TASK REQUIREMENTS: State only the count of lines in the listing below that hold "JSON".
++++++++++
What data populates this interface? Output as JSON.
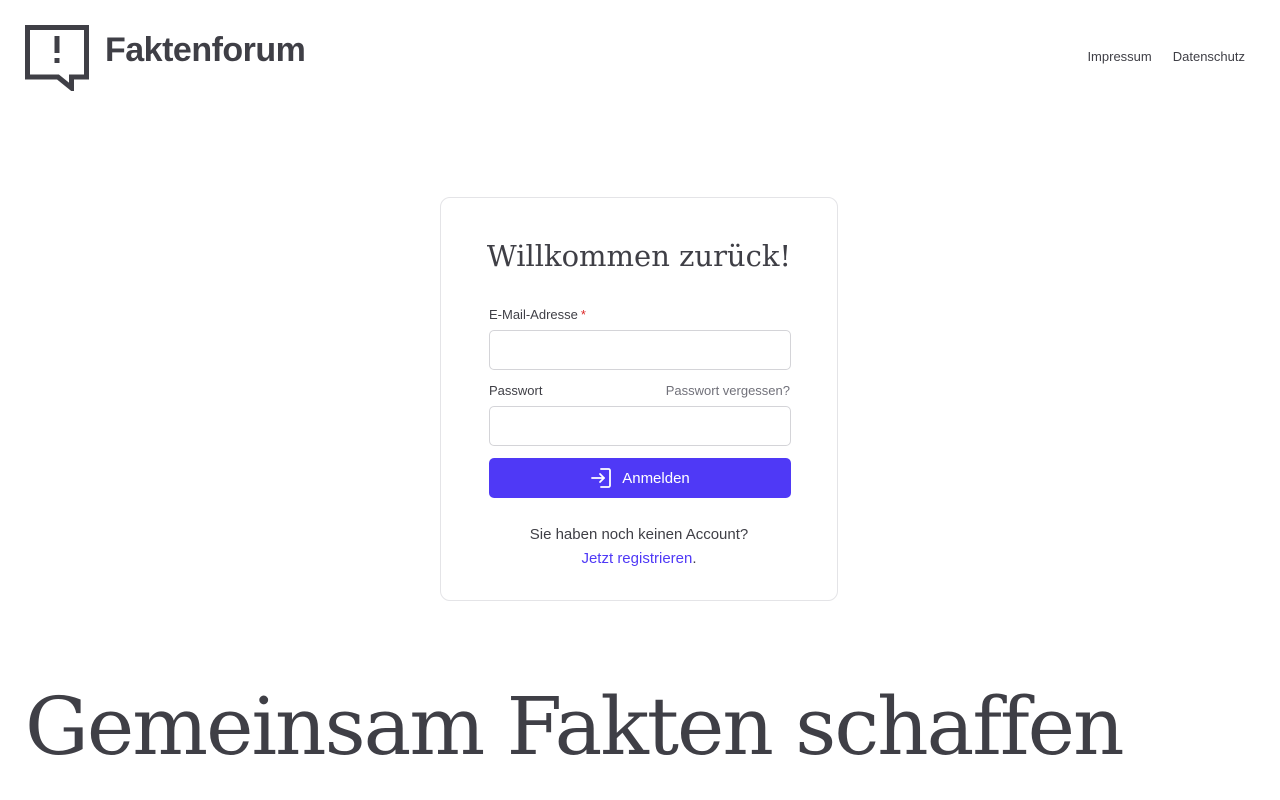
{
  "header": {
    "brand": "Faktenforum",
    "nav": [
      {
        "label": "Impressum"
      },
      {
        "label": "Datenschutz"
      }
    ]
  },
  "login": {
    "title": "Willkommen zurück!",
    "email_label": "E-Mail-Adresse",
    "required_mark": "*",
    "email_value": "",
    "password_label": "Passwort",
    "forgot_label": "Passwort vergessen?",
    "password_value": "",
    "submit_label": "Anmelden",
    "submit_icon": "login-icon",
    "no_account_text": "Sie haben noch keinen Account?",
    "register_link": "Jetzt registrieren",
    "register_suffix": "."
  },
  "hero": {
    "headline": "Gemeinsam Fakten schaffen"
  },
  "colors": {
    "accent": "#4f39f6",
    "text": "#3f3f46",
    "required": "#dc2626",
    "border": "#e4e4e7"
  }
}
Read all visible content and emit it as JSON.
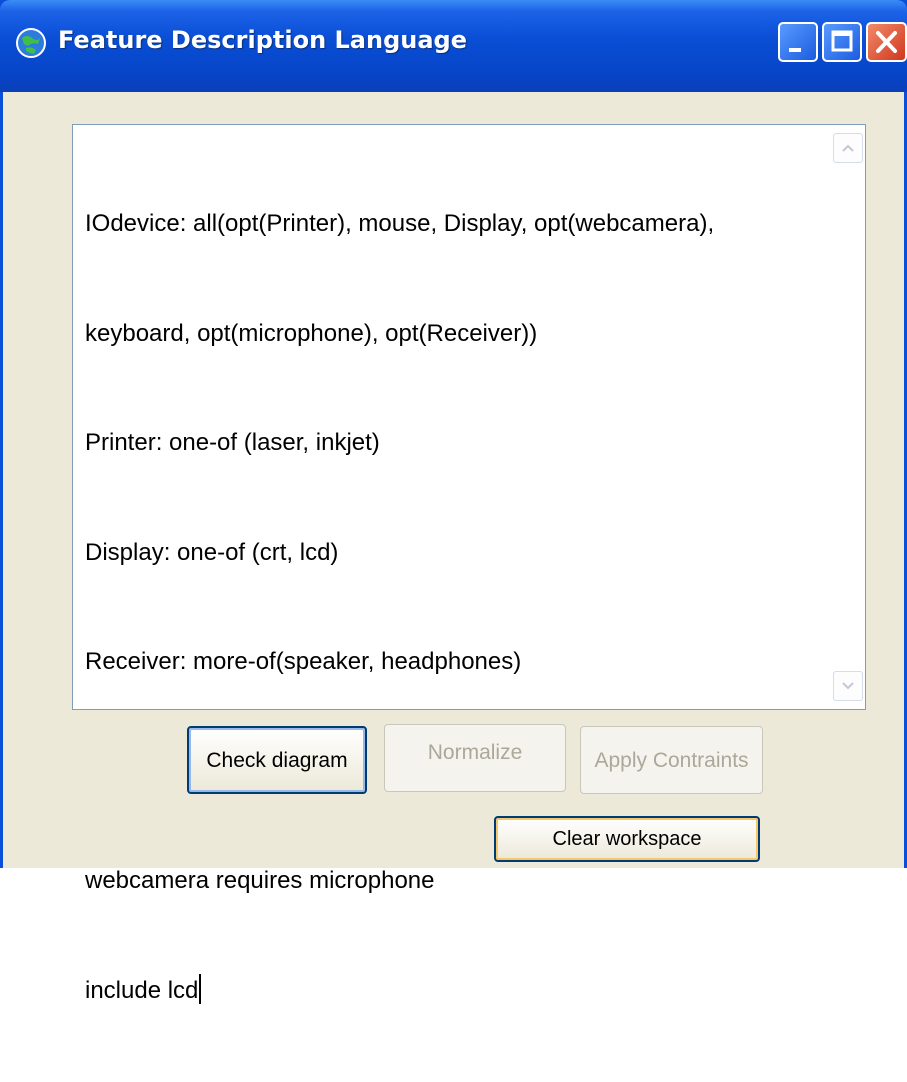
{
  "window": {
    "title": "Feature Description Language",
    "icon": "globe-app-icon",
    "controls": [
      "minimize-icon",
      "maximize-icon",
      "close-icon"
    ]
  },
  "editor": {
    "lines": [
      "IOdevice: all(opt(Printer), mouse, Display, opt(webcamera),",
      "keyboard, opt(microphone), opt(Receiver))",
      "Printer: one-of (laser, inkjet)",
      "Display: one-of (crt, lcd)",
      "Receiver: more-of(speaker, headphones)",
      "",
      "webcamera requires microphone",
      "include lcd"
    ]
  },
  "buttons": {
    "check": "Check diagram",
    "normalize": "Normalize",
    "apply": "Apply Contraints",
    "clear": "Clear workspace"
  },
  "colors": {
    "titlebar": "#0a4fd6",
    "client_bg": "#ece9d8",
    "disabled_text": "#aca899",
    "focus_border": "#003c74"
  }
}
++++++++++
CORRECT ANSWER: 2